Task statement:
Every line in the listing is to be echoed verbatim.

[Figure record listings]
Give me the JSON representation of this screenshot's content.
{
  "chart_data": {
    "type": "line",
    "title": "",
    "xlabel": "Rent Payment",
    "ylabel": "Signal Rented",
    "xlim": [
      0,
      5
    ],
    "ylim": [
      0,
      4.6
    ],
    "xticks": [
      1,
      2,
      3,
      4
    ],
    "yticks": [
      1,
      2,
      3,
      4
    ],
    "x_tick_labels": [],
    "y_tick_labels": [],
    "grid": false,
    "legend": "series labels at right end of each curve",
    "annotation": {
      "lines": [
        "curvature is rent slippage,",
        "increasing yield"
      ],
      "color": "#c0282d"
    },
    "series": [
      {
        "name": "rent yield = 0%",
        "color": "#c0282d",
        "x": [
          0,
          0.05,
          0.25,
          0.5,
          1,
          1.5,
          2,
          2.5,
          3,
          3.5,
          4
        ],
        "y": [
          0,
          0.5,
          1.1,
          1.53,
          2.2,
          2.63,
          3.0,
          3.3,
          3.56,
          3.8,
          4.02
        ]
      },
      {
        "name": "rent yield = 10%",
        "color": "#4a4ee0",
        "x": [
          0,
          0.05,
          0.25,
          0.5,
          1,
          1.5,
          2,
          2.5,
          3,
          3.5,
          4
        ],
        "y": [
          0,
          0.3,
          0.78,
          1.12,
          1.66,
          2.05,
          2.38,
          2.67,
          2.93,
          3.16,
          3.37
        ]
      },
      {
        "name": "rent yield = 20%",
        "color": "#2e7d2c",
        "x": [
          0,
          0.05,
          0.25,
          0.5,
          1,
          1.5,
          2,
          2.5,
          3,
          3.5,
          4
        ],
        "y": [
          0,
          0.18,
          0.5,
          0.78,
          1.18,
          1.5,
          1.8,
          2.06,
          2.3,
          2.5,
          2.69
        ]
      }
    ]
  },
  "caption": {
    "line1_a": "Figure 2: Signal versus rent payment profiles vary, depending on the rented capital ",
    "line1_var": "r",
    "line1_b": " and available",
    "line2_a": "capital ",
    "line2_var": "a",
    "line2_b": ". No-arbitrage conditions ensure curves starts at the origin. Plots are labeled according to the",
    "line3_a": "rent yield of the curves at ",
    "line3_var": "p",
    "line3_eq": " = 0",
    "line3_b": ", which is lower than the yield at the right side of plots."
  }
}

Reply to the exercise:
Give me the JSON representation of this screenshot's content.
{
  "chart_data": {
    "type": "line",
    "title": "",
    "xlabel": "Rent Payment",
    "ylabel": "Signal Rented",
    "xlim": [
      0,
      5
    ],
    "ylim": [
      0,
      4.6
    ],
    "xticks": [
      1,
      2,
      3,
      4
    ],
    "yticks": [
      1,
      2,
      3,
      4
    ],
    "x_tick_labels": [],
    "y_tick_labels": [],
    "grid": false,
    "legend": "series labels at right end of each curve",
    "annotation": {
      "lines": [
        "curvature is rent slippage,",
        "increasing yield"
      ],
      "color": "#c0282d"
    },
    "series": [
      {
        "name": "rent yield = 0%",
        "color": "#c0282d",
        "x": [
          0,
          0.05,
          0.25,
          0.5,
          1,
          1.5,
          2,
          2.5,
          3,
          3.5,
          4
        ],
        "y": [
          0,
          0.5,
          1.1,
          1.53,
          2.2,
          2.63,
          3.0,
          3.3,
          3.56,
          3.8,
          4.02
        ]
      },
      {
        "name": "rent yield = 10%",
        "color": "#4a4ee0",
        "x": [
          0,
          0.05,
          0.25,
          0.5,
          1,
          1.5,
          2,
          2.5,
          3,
          3.5,
          4
        ],
        "y": [
          0,
          0.3,
          0.78,
          1.12,
          1.66,
          2.05,
          2.38,
          2.67,
          2.93,
          3.16,
          3.37
        ]
      },
      {
        "name": "rent yield = 20%",
        "color": "#2e7d2c",
        "x": [
          0,
          0.05,
          0.25,
          0.5,
          1,
          1.5,
          2,
          2.5,
          3,
          3.5,
          4
        ],
        "y": [
          0,
          0.18,
          0.5,
          0.78,
          1.18,
          1.5,
          1.8,
          2.06,
          2.3,
          2.5,
          2.69
        ]
      }
    ]
  },
  "caption": {
    "line1_a": "Figure 2: Signal versus rent payment profiles vary, depending on the rented capital ",
    "line1_var": "r",
    "line1_b": " and available",
    "line2_a": "capital ",
    "line2_var": "a",
    "line2_b": ". No-arbitrage conditions ensure curves starts at the origin. Plots are labeled according to the",
    "line3_a": "rent yield of the curves at ",
    "line3_var": "p",
    "line3_eq": " = 0",
    "line3_b": ", which is lower than the yield at the right side of plots."
  }
}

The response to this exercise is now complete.